> [STATED EXERCISE]: Take the line that contains "Read all visible content and emit it as JSON." as the first line and the last line of the material below as the final one; reproduce exactly the lines between, inclusive.

────────────────────────────────────────

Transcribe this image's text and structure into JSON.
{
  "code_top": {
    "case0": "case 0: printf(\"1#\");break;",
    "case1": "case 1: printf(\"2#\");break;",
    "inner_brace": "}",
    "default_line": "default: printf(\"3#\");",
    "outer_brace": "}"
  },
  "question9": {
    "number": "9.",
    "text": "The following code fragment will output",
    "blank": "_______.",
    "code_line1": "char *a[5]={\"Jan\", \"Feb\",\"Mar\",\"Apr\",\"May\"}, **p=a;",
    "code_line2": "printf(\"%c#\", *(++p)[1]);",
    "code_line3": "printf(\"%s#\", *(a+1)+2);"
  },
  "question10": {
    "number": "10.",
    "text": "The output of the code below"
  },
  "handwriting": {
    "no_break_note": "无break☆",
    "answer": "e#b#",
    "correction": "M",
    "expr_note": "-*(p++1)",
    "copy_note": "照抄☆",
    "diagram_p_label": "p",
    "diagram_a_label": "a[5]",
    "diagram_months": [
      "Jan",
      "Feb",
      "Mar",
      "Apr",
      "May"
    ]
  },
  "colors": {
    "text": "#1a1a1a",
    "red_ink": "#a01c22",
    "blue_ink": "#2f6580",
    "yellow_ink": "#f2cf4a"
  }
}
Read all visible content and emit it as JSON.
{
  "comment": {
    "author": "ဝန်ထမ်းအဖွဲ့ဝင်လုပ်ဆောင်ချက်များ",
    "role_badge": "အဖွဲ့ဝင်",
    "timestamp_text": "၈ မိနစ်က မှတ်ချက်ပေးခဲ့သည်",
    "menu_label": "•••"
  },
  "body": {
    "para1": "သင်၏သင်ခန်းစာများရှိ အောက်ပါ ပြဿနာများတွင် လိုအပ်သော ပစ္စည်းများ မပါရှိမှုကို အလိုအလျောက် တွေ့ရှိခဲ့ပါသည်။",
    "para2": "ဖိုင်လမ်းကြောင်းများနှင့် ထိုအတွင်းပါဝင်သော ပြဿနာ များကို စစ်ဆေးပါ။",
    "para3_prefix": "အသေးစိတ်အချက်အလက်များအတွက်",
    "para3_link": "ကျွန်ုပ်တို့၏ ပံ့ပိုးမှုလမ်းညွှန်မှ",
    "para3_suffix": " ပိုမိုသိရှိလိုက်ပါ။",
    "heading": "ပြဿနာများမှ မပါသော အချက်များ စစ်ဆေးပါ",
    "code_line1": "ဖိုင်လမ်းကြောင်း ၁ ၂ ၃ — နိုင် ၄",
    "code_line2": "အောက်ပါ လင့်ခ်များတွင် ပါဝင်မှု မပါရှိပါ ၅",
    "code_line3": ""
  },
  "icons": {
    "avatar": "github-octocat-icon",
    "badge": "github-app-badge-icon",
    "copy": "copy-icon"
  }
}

────────────────────────────────────────

> [TASK RESULT]:
Read all visible content and emit it as JSON.
{
  "comment": {
    "author": "ဝန်ထမ်းအဖွဲ့ဝင်လုပ်ဆောင်ချက်များ",
    "role_badge": "အဖွဲ့ဝင်",
    "timestamp_text": "၈ မိနစ်က မှတ်ချက်ပေးခဲ့သည်",
    "menu_label": "•••"
  },
  "body": {
    "para1": "သင်၏သင်ခန်းစာများရှိ အောက်ပါ ပြဿနာများတွင် လိုအပ်သော ပစ္စည်းများ မပါရှိမှုကို အလိုအလျောက် တွေ့ရှိခဲ့ပါသည်။",
    "para2": "ဖိုင်လမ်းကြောင်းများနှင့် ထိုအတွင်းပါဝင်သော ပြဿနာ များကို စစ်ဆေးပါ။",
    "para3_prefix": "အသေးစိတ်အချက်အလက်များအတွက်",
    "para3_link": "ကျွန်ုပ်တို့၏ ပံ့ပိုးမှုလမ်းညွှန်မှ",
    "para3_suffix": " ပိုမိုသိရှိလိုက်ပါ။",
    "heading": "ပြဿနာများမှ မပါသော အချက်များ စစ်ဆေးပါ",
    "code_line1": "ဖိုင်လမ်းကြောင်း ၁ ၂ ၃ — နိုင် ၄",
    "code_line2": "အောက်ပါ လင့်ခ်များတွင် ပါဝင်မှု မပါရှိပါ ၅",
    "code_line3": ""
  },
  "icons": {
    "avatar": "github-octocat-icon",
    "badge": "github-app-badge-icon",
    "copy": "copy-icon"
  }
}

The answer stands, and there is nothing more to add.